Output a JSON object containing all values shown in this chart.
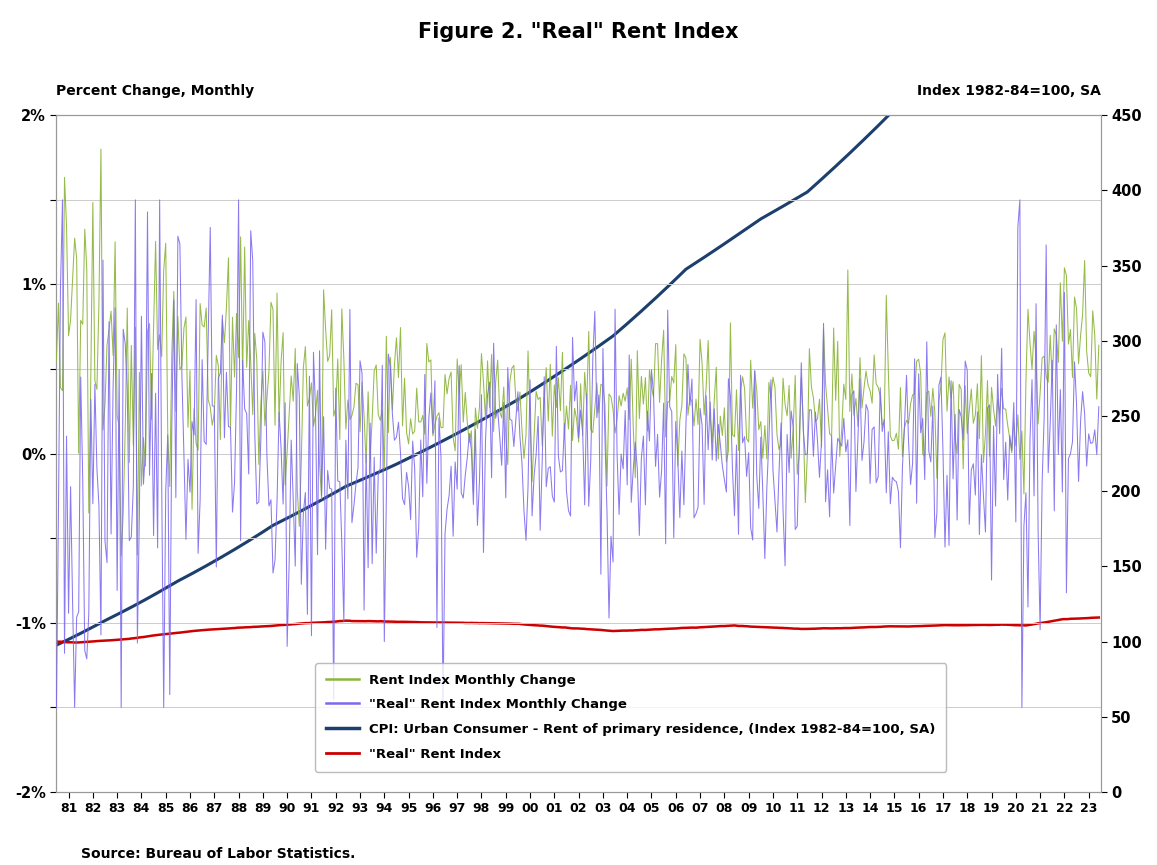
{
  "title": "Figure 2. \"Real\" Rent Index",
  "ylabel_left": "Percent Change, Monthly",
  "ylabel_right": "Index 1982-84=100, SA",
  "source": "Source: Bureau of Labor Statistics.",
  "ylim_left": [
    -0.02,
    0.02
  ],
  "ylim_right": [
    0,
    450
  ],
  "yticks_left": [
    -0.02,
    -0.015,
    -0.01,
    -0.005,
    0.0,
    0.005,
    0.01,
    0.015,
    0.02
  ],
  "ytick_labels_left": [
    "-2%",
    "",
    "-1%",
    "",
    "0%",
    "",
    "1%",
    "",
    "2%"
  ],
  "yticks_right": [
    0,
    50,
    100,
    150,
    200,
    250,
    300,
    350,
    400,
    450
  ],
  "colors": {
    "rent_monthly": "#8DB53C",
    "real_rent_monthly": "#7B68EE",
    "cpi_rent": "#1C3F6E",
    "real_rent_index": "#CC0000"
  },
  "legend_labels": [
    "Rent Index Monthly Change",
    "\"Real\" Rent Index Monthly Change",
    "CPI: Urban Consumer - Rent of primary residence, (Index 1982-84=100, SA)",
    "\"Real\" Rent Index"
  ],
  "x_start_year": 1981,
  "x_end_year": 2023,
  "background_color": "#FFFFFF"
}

========

Aim of the exercise: Examine the listing and say how many of its lines contain the string "Change". Give the number alone.

Reply: 3